[Element and region listings]
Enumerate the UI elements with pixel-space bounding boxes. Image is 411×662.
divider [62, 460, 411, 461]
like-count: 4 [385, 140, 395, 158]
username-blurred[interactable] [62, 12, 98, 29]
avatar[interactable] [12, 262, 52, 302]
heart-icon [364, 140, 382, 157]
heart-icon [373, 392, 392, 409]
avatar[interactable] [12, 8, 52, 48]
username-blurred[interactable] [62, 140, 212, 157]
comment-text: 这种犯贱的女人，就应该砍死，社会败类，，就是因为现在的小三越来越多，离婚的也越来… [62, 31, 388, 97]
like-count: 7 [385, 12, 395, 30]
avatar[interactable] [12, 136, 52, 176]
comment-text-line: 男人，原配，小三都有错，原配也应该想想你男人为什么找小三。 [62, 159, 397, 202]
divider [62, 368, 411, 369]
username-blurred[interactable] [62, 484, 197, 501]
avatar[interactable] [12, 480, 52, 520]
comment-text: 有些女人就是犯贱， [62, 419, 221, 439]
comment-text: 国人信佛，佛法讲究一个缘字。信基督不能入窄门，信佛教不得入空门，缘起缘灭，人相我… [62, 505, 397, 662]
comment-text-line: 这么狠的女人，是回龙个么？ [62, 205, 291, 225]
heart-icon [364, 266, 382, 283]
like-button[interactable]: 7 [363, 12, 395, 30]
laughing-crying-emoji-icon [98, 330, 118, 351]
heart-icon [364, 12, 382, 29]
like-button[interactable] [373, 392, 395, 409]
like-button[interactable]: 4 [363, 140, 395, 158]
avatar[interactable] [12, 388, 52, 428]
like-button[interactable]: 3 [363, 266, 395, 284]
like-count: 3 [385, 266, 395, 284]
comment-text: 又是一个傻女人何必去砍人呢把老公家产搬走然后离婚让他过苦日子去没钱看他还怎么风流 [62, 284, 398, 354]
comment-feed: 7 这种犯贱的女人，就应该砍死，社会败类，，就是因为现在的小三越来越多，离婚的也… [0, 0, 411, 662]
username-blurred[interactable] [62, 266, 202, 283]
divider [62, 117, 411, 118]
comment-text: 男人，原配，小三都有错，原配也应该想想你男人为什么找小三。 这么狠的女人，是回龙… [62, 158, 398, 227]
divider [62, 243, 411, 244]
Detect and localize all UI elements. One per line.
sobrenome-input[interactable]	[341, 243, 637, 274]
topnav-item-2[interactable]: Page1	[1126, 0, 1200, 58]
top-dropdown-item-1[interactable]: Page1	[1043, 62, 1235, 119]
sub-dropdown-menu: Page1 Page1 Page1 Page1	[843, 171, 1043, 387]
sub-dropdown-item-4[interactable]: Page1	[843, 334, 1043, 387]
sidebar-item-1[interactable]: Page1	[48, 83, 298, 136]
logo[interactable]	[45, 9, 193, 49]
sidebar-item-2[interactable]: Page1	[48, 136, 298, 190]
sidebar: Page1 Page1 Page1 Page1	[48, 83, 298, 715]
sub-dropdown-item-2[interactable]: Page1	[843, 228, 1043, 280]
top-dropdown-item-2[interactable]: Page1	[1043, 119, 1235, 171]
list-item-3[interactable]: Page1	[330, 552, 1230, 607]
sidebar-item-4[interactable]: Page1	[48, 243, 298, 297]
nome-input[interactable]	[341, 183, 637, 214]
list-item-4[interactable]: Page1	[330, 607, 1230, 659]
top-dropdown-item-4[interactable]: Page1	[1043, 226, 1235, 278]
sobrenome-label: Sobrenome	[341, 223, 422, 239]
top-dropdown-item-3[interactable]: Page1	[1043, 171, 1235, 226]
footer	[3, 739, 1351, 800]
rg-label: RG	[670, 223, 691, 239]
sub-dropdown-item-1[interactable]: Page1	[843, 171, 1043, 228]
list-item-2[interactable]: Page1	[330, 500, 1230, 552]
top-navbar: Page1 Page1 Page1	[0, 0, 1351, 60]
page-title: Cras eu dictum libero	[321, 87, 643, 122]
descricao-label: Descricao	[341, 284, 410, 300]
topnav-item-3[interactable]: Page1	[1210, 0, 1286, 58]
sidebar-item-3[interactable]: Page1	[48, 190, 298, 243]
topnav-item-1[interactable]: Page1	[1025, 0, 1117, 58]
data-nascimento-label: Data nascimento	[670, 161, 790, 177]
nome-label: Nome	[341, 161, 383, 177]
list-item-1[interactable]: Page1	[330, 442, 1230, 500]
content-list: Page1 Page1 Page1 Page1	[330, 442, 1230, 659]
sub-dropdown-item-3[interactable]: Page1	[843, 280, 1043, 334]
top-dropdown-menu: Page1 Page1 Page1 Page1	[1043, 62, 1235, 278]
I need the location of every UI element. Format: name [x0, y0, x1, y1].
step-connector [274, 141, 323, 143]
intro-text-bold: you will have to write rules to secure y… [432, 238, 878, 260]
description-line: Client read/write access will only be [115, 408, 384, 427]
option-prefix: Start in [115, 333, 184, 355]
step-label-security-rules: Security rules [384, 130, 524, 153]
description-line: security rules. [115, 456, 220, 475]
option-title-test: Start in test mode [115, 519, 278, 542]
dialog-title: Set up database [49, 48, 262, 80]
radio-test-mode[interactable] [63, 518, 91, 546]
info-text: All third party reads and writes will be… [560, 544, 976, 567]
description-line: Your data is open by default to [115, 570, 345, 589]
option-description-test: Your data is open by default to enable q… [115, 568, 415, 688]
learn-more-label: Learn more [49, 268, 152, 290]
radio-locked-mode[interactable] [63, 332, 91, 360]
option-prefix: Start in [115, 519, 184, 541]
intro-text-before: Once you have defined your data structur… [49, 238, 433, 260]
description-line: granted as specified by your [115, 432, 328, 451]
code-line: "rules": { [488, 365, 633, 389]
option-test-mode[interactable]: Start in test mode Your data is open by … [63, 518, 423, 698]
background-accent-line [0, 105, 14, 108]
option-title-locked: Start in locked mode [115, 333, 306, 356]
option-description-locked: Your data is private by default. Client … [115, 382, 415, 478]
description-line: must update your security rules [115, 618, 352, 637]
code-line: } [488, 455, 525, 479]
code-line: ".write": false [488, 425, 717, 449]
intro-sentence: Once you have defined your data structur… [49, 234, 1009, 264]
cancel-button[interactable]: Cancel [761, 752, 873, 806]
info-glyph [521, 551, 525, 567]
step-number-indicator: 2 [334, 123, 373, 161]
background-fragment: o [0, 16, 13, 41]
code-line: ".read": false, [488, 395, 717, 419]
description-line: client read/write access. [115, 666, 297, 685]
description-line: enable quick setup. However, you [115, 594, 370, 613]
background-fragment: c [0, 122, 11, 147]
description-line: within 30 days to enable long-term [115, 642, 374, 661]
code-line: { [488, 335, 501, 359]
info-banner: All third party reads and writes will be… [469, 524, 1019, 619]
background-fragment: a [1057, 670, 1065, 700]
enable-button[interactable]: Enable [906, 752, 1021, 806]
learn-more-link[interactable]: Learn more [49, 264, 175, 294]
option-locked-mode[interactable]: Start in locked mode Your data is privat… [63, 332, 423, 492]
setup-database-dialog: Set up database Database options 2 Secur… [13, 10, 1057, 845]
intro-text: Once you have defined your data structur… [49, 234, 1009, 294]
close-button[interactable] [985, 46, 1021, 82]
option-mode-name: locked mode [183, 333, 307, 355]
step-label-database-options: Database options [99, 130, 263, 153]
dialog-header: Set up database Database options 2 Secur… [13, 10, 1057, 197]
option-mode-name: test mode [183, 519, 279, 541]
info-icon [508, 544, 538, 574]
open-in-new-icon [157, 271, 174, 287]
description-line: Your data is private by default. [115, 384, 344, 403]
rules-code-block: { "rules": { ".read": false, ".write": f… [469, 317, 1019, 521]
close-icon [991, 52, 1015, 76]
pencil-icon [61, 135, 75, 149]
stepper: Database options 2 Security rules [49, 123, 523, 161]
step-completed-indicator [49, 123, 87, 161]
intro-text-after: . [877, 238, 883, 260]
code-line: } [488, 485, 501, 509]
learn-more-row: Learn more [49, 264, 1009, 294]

STATED PROBLEM: Copy out the lines of the records starting from the very first one and stopping after the line that contains "avatar[interactable] [12, 480, 52, 520]", including both of those lines.

EXERCISE ANSWER:
Enumerate the UI elements with pixel-space bounding boxes. Image is 411×662.
divider [62, 460, 411, 461]
like-count: 4 [385, 140, 395, 158]
username-blurred[interactable] [62, 12, 98, 29]
avatar[interactable] [12, 262, 52, 302]
heart-icon [364, 140, 382, 157]
heart-icon [373, 392, 392, 409]
avatar[interactable] [12, 8, 52, 48]
username-blurred[interactable] [62, 140, 212, 157]
comment-text: 这种犯贱的女人，就应该砍死，社会败类，，就是因为现在的小三越来越多，离婚的也越来… [62, 31, 388, 97]
like-count: 7 [385, 12, 395, 30]
avatar[interactable] [12, 136, 52, 176]
comment-text-line: 男人，原配，小三都有错，原配也应该想想你男人为什么找小三。 [62, 159, 397, 202]
divider [62, 368, 411, 369]
username-blurred[interactable] [62, 484, 197, 501]
avatar[interactable] [12, 480, 52, 520]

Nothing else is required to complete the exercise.